**PAGE EXTRACT:**
In Lin and Xu (2010), Jiang et al. (2008), and Ding et al. (2007), fuzzy systems were proposed in which outputs are a specific voltage vector numbers, similarly to the classic DTC scheme (Takahashi and Noguchi 1986). On the other hand, in Viola et al. (2006), a fuzzy inference system was proposed to modulate the stator voltage vector applied to the induction motor, but it considers the stator current as an additional input.

In Pan and Zhang (2009), two fuzzy controllers are used to generate the two components of the reference voltage vector instead of two PI controllers, similarly, in Cao et al. (2009), flux and torque fuzzy controllers are designed to substitute the original flux and torque PI controllers, but these schemes use two independent fuzzy controllers, one for the flux control and another one for the torque control.

Unlike the schemes mentioned before, in this article it is designed a fuzzy logic-based (FLB) controller and this is the Sugeno type (Takagi and Sugeno 1985), and from now we call this FLC as Takagi–Sugeno FLB (TS-FLB) controller.

The TS-FLB controller is designed to substitute the stator flux and torque PI regulators present in conventional stator-flux-oriented direct torque control (SFO-DTC) scheme. The TS-FLB controller calculates the direct and the quadrature components of the stator voltage vector represented in the stator flux reference frame. The rule base for the proposed controller is defined in function of the stator flux error and electromagnetic torque error. The MFs used for the fuzzification of the TS-FLB controller inputs have trapezoidal and triangular shapes because these functions are suitable for real-time operations (Dubois and Yager 1993).

**INSTRUCTION 1:** Extract the passage above on fuzzy controllers for direct torque control, reproducing it word for word in full.
**INSTRUCTION 2:** Copy verbatim the lines of the listing below, starting at the line that contains "bar [224,422,233,464]" and ending at the line that contains "y-tick-label: Pharma/Device M", with both of those lines included.

**THE DATA:**
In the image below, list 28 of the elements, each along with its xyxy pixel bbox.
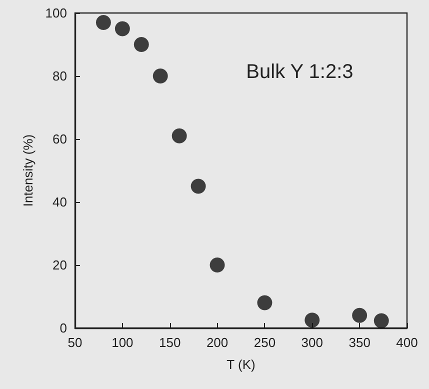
y-axis-title: Intensity (%) bbox=[20, 134, 36, 207]
point bbox=[304, 312, 320, 328]
y-tick-label: 0 bbox=[60, 320, 67, 336]
y-tick-label: 20 bbox=[52, 258, 67, 272]
annotation: Bulk Y 1:2:3 bbox=[246, 61, 354, 83]
point bbox=[374, 313, 389, 328]
y-tick-label: 80 bbox=[52, 68, 67, 84]
point bbox=[172, 128, 187, 144]
x-tick-label: 250 bbox=[254, 335, 276, 350]
point bbox=[134, 37, 149, 52]
x-tick-label: 50 bbox=[68, 335, 82, 350]
point bbox=[210, 258, 225, 272]
point bbox=[114, 21, 130, 36]
y-tick-label: 40 bbox=[52, 194, 67, 210]
y-tick-label: 100 bbox=[45, 6, 67, 20]
x-tick-label: 400 bbox=[396, 335, 418, 350]
point bbox=[96, 14, 111, 30]
x-axis-title: T (K) bbox=[226, 357, 256, 372]
x-tick-label: 300 bbox=[301, 335, 323, 350]
x-tick-label: 100 bbox=[112, 335, 134, 350]
point bbox=[190, 178, 206, 194]
point bbox=[152, 68, 168, 84]
x-tick-label: 150 bbox=[159, 335, 181, 350]
point bbox=[352, 308, 368, 323]
point bbox=[257, 295, 272, 310]
y-tick-label: 60 bbox=[52, 132, 67, 146]
x-tick-label: 200 bbox=[206, 335, 228, 350]
x-tick-label: 350 bbox=[348, 335, 370, 350]
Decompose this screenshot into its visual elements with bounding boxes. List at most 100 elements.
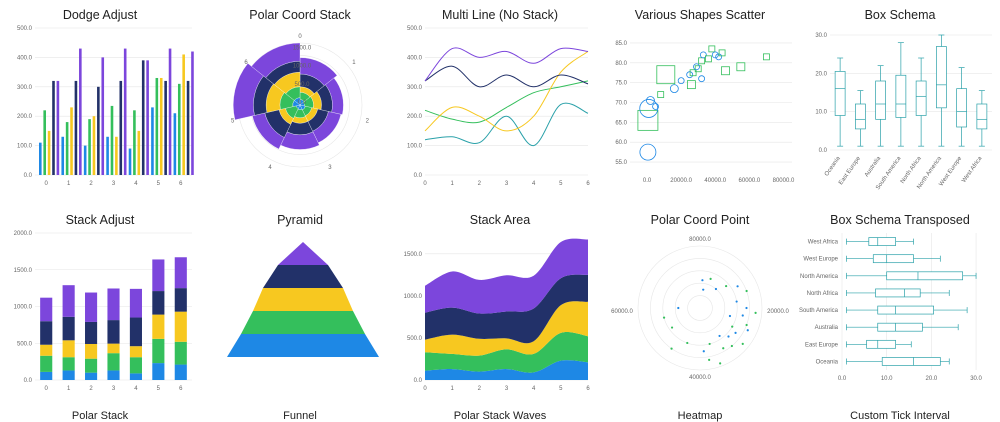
bar (39, 142, 42, 175)
panel-polar-point: Polar Coord Point 80000.0 20000.0 40000.0 6… (600, 205, 800, 410)
chart-title: Stack Adjust (65, 213, 135, 227)
y-tick-label: 100.0 (17, 144, 33, 150)
stacked-bar-segment (85, 372, 98, 380)
series-line (424, 47, 589, 82)
cut-title: Heatmap (677, 410, 723, 422)
x-tick-label: 6 (179, 386, 183, 392)
x-tick-label: Oceania (824, 155, 842, 177)
y-tick-label: 55.0 (615, 160, 627, 166)
multi-line-chart: 0.0 100.0 200.0 300.0 400.0 500.0 0 1 2 3 4 5 6 (407, 26, 590, 187)
stacked-bar-segment (107, 343, 120, 354)
stacked-bar-segment (85, 321, 98, 344)
angle-tick-label: 6 (244, 60, 248, 66)
area-layer (425, 332, 588, 373)
series-line (424, 80, 589, 124)
angle-tick-label: 5 (231, 118, 235, 124)
cut-title: Custom Tick Interval (850, 410, 950, 422)
stack-area-chart: 0.0 500.0 1000.0 1500.0 0 1 2 3 4 5 6 (404, 238, 590, 392)
panel-multi-line: Multi Line (No Stack) 0.0 100.0 200.0 300.0… (400, 0, 600, 205)
polar-point (686, 341, 689, 345)
polar-point (734, 331, 737, 334)
stacked-bar-segment (107, 288, 120, 321)
polar-point (677, 306, 680, 310)
y-tick-label: North Africa (807, 291, 839, 297)
stacked-bar-segment (152, 314, 165, 339)
scatter-point (693, 63, 700, 71)
polar-point (702, 288, 705, 291)
x-tick-label: 5 (559, 181, 563, 187)
series-line (424, 65, 589, 88)
bar (47, 130, 51, 175)
polar-point (741, 314, 744, 317)
bar (92, 116, 96, 175)
bar (146, 60, 149, 176)
polar-point (708, 342, 711, 346)
stacked-bar-segment (85, 343, 98, 359)
x-tick-label: 0 (423, 181, 427, 187)
y-tick-label: 100.0 (407, 144, 423, 150)
scatter-point (657, 91, 665, 98)
polar-point (735, 300, 738, 303)
polar-point (736, 285, 739, 288)
pyramid-chart (227, 242, 379, 357)
angle-tick-label: 3 (328, 165, 332, 171)
y-tick-label: 0.0 (414, 173, 423, 179)
x-tick-label: 3 (112, 386, 116, 392)
x-tick-label: 4 (134, 386, 138, 392)
scatter-point (637, 109, 659, 131)
polar-point-chart: 80000.0 20000.0 40000.0 60000.0 (611, 237, 789, 381)
box-body (877, 322, 923, 332)
y-tick-label: 500.0 (17, 26, 33, 32)
polar-point (719, 362, 722, 365)
polar-bar-segment (233, 63, 264, 121)
x-tick-label: 0 (45, 386, 49, 392)
y-tick-label: 0.0 (24, 173, 33, 179)
x-tick-label: 2 (89, 386, 93, 392)
y-tick-label: 75.0 (615, 81, 627, 87)
y-tick-label: South America (799, 308, 839, 314)
box-body (868, 237, 896, 246)
stacked-bar-segment (152, 363, 165, 380)
stacked-bar-segment (107, 370, 120, 380)
polar-grid-ring (637, 245, 763, 371)
polar-grid-ring (687, 295, 713, 321)
x-tick-label: 40000.0 (704, 178, 726, 184)
stacked-bar-segment (152, 291, 165, 315)
bar (128, 148, 132, 175)
stacked-bar-segment (85, 358, 98, 373)
y-tick-label: 500.0 (407, 336, 423, 342)
bar (173, 113, 177, 175)
box-body (866, 339, 896, 349)
polar-point (709, 277, 712, 280)
polar-point (702, 350, 705, 353)
y-tick-label: East Europe (805, 342, 839, 348)
x-tick-label: 6 (179, 181, 183, 187)
scatter-point (721, 66, 730, 76)
bar (191, 51, 194, 175)
stacked-bar-segment (174, 311, 187, 342)
bar (106, 136, 109, 175)
scatter-point (698, 57, 706, 65)
y-tick-label: 60.0 (615, 140, 627, 146)
box-body (834, 71, 846, 116)
polar-grid-ring (662, 270, 738, 346)
x-tick-label: 60000.0 (739, 178, 761, 184)
scatter-point (699, 51, 707, 59)
stacked-bar-segment (62, 316, 75, 341)
panel-stack-adjust: Stack Adjust 0.0 500.0 1000.0 1500.0 2000.0 0… (0, 205, 200, 410)
y-tick-label: Oceania (816, 359, 839, 365)
stacked-bar-segment (85, 292, 98, 322)
polar-point (670, 347, 673, 350)
scatter-point (736, 62, 746, 72)
bar (88, 119, 91, 175)
x-tick-label: 1 (450, 386, 454, 392)
bar (79, 48, 82, 175)
polar-point (745, 306, 748, 310)
stacked-bar-segment (62, 340, 75, 358)
y-tick-label: 65.0 (615, 120, 627, 126)
box-body (895, 74, 907, 118)
bar (133, 110, 136, 175)
x-tick-label: 10.0 (881, 376, 893, 382)
scatter-point (708, 45, 716, 53)
pyramid-segment (241, 311, 365, 334)
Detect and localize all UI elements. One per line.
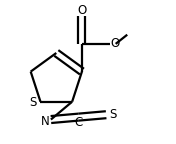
Text: O: O xyxy=(77,4,87,17)
Text: S: S xyxy=(30,96,37,109)
Text: N: N xyxy=(41,115,50,128)
Text: S: S xyxy=(109,108,116,121)
Text: O: O xyxy=(110,37,119,50)
Text: C: C xyxy=(74,116,83,129)
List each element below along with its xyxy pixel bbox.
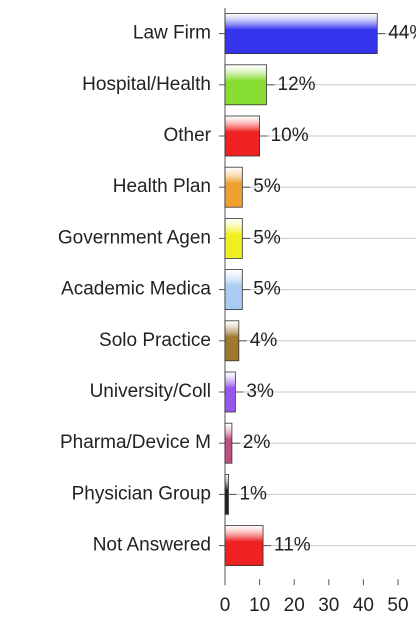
bar [224,422,233,464]
bar [224,217,243,259]
value-label: 1% [239,483,267,504]
x-tick-label: 0 [220,595,231,616]
bar [224,320,240,362]
x-tick-label: 20 [284,595,305,616]
y-tick-label: Pharma/Device M [60,432,211,453]
y-tick-label: Law Firm [133,23,211,44]
bar [224,269,243,311]
x-tick-label: 50 [387,595,408,616]
y-tick-label: Academic Medica [61,279,211,300]
value-label: 5% [253,227,281,248]
y-tick-label: University/Coll [90,381,211,402]
value-label: 5% [253,176,281,197]
y-tick-label: Health Plan [113,176,211,197]
value-label: 5% [253,279,281,300]
value-label: 4% [250,330,278,351]
value-label: 11% [274,535,311,556]
bar [224,166,243,208]
x-tick-label: 40 [353,595,374,616]
bar [224,371,236,413]
bar [224,115,260,157]
y-tick-label: Other [163,125,211,146]
bar [224,64,267,106]
y-tick-label: Physician Group [72,483,211,504]
value-label: 44% [388,23,416,44]
y-tick-label: Solo Practice [99,330,211,351]
x-tick-label: 30 [318,595,339,616]
bar [224,473,229,515]
bar [224,525,264,566]
y-tick-label: Not Answered [93,535,211,556]
value-label: 2% [243,432,271,453]
x-tick-label: 10 [249,595,270,616]
value-label: 3% [246,381,274,402]
y-tick-label: Hospital/Health [82,74,211,95]
value-label: 12% [278,74,316,95]
bar [224,13,378,55]
value-label: 10% [271,125,309,146]
y-tick-label: Government Agen [58,227,211,248]
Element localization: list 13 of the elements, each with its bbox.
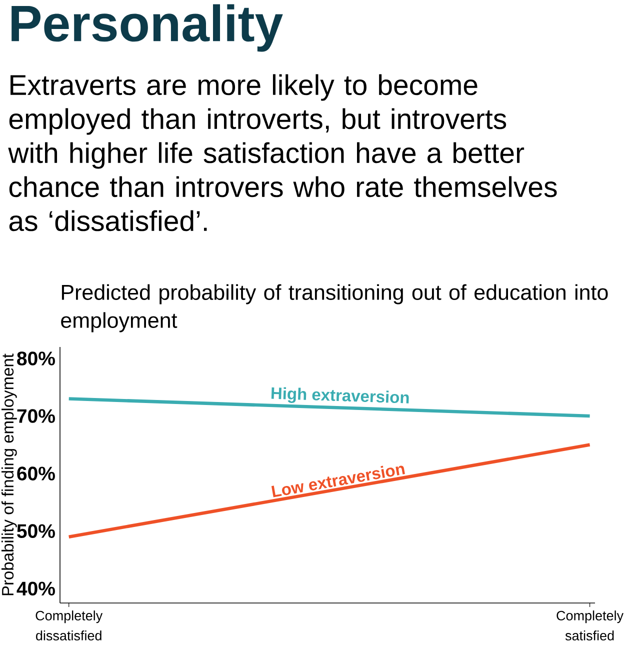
y-axis-title: Probability of finding employment [1, 354, 17, 596]
series-label: High extraversion [271, 387, 409, 404]
y-tick-label: 50% [17, 524, 55, 538]
chart-title: Personality [12, 4, 283, 52]
y-tick-label: 80% [17, 352, 55, 366]
text: Low extraversion [271, 466, 405, 498]
y-tick-label: 60% [17, 466, 55, 480]
x-tick-label: Completely satisfied [556, 610, 624, 640]
y-tick-label: 40% [16, 582, 55, 596]
chart-subtitle: Extraverts are more likely to become employed than introverts, but introverts with higher life satisfaction have a better chance than introvers who rate themselves as ‘dissatisfied’. [8, 74, 557, 232]
y-tick-label: 70% [17, 409, 55, 423]
text: Predicted probability of transitioning out of education into employment [61, 284, 608, 332]
x-tick-label: Completely dissatisfied [36, 610, 103, 640]
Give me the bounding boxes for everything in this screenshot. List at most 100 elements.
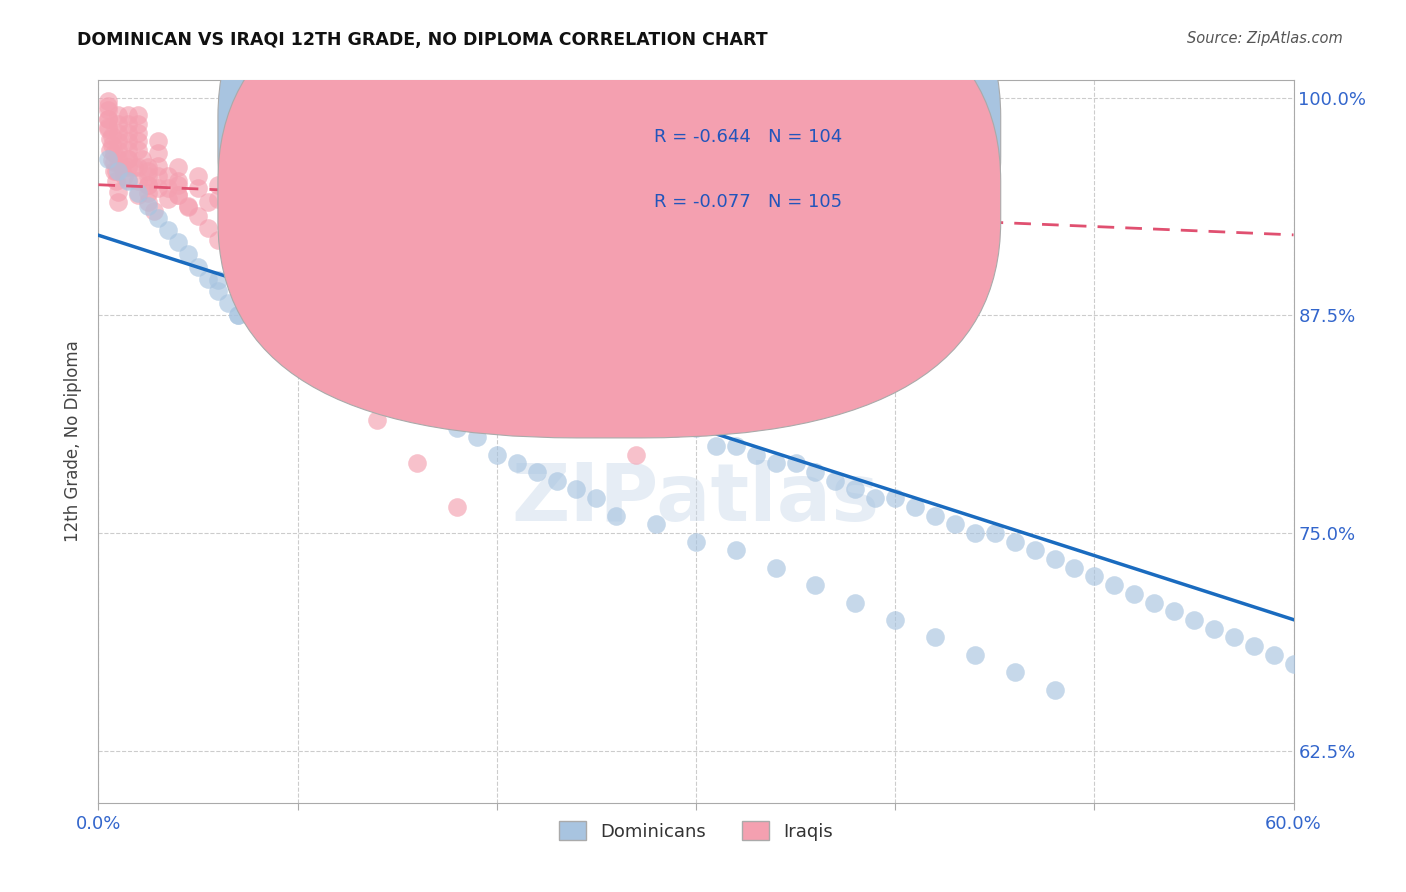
- Point: [924, 508, 946, 523]
- Point: [217, 296, 239, 310]
- Point: [426, 334, 449, 349]
- Point: [307, 317, 329, 331]
- Point: [485, 448, 508, 462]
- Point: [117, 152, 139, 166]
- Point: [117, 108, 139, 122]
- Point: [785, 456, 807, 470]
- Point: [124, 161, 146, 175]
- Point: [98, 143, 122, 157]
- Point: [804, 465, 827, 479]
- Point: [765, 561, 787, 575]
- Point: [148, 169, 170, 183]
- Point: [117, 172, 139, 186]
- Point: [446, 421, 468, 435]
- Point: [105, 163, 128, 178]
- Point: [865, 491, 887, 505]
- Point: [626, 448, 648, 462]
- Point: [287, 238, 309, 252]
- Point: [297, 308, 319, 322]
- Point: [107, 163, 129, 178]
- Point: [226, 186, 249, 201]
- Point: [1163, 604, 1185, 618]
- Point: [187, 181, 209, 195]
- Point: [287, 343, 309, 358]
- Point: [565, 386, 588, 401]
- Point: [724, 439, 747, 453]
- Point: [127, 134, 149, 148]
- Point: [1043, 552, 1066, 566]
- Point: [117, 161, 139, 175]
- Point: [246, 199, 269, 213]
- Point: [136, 178, 159, 192]
- Point: [366, 351, 388, 366]
- Point: [585, 421, 607, 435]
- Point: [117, 117, 139, 131]
- Point: [117, 126, 139, 140]
- Point: [765, 456, 787, 470]
- Point: [287, 320, 309, 334]
- Point: [605, 508, 627, 523]
- Point: [724, 543, 747, 558]
- Point: [943, 517, 966, 532]
- Point: [101, 128, 124, 143]
- Point: [136, 186, 159, 201]
- Point: [167, 235, 190, 250]
- Point: [177, 200, 200, 214]
- Point: [167, 188, 190, 202]
- Point: [107, 143, 129, 157]
- Point: [148, 181, 170, 195]
- Point: [107, 126, 129, 140]
- Point: [98, 132, 122, 146]
- Point: [1004, 534, 1026, 549]
- Point: [307, 251, 329, 265]
- Point: [605, 386, 627, 401]
- Point: [385, 305, 409, 319]
- Point: [287, 300, 309, 314]
- Point: [236, 212, 259, 227]
- Point: [1123, 587, 1146, 601]
- Point: [97, 152, 120, 166]
- Point: [226, 256, 249, 270]
- Point: [226, 200, 249, 214]
- Point: [246, 265, 269, 279]
- Point: [143, 203, 166, 218]
- Point: [111, 161, 134, 175]
- Point: [1104, 578, 1126, 592]
- Point: [485, 369, 508, 384]
- Point: [97, 120, 120, 135]
- Point: [177, 247, 200, 261]
- Point: [256, 273, 278, 287]
- Point: [585, 404, 607, 418]
- Point: [103, 163, 125, 178]
- Point: [136, 161, 159, 175]
- Point: [1083, 569, 1105, 583]
- Point: [157, 181, 180, 195]
- Text: DOMINICAN VS IRAQI 12TH GRADE, NO DIPLOMA CORRELATION CHART: DOMINICAN VS IRAQI 12TH GRADE, NO DIPLOM…: [77, 31, 768, 49]
- Point: [107, 117, 129, 131]
- Point: [127, 108, 149, 122]
- Point: [385, 343, 409, 358]
- Point: [446, 343, 468, 358]
- Point: [526, 395, 548, 409]
- Text: R = -0.077   N = 105: R = -0.077 N = 105: [654, 193, 842, 211]
- Point: [446, 351, 468, 366]
- Point: [167, 178, 190, 192]
- Point: [326, 351, 349, 366]
- Point: [117, 152, 139, 166]
- Point: [101, 153, 124, 168]
- Point: [226, 308, 249, 322]
- Point: [277, 230, 299, 244]
- Point: [246, 273, 269, 287]
- Point: [1202, 622, 1225, 636]
- Point: [1243, 639, 1265, 653]
- Point: [267, 296, 290, 310]
- Point: [645, 413, 668, 427]
- Point: [526, 465, 548, 479]
- Point: [136, 169, 159, 183]
- Point: [645, 517, 668, 532]
- Point: [485, 369, 508, 384]
- Point: [385, 378, 409, 392]
- Point: [1282, 657, 1305, 671]
- Point: [1143, 596, 1166, 610]
- Point: [267, 334, 290, 349]
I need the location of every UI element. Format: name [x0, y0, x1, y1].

**CORRECT RESULT 1:**
In Lin and Xu (2010), Jiang et al. (2008), and Ding et al. (2007), fuzzy systems were proposed in which outputs are a specific voltage vector numbers, similarly to the classic DTC scheme (Takahashi and Noguchi 1986). On the other hand, in Viola et al. (2006), a fuzzy inference system was proposed to modulate the stator voltage vector applied to the induction motor, but it considers the stator current as an additional input.

In Pan and Zhang (2009), two fuzzy controllers are used to generate the two components of the reference voltage vector instead of two PI controllers, similarly, in Cao et al. (2009), flux and torque fuzzy controllers are designed to substitute the original flux and torque PI controllers, but these schemes use two independent fuzzy controllers, one for the flux control and another one for the torque control.

Unlike the schemes mentioned before, in this article it is designed a fuzzy logic-based (FLB) controller and this is the Sugeno type (Takagi and Sugeno 1985), and from now we call this FLC as Takagi–Sugeno FLB (TS-FLB) controller.

The TS-FLB controller is designed to substitute the stator flux and torque PI regulators present in conventional stator-flux-oriented direct torque control (SFO-DTC) scheme. The TS-FLB controller calculates the direct and the quadrature components of the stator voltage vector represented in the stator flux reference frame. The rule base for the proposed controller is defined in function of the stator flux error and electromagnetic torque error. The MFs used for the fuzzification of the TS-FLB controller inputs have trapezoidal and triangular shapes because these functions are suitable for real-time operations (Dubois and Yager 1993).

**CORRECT RESULT 2:**
bar [224,422,233,464]
bar [224,217,243,259]
value-label: 1% [239,483,267,504]
x-tick-label: 0 [220,595,231,616]
bar [224,320,240,362]
x-tick-label: 20 [284,595,305,616]
y-tick-label: Pharma/Device M [60,432,211,453]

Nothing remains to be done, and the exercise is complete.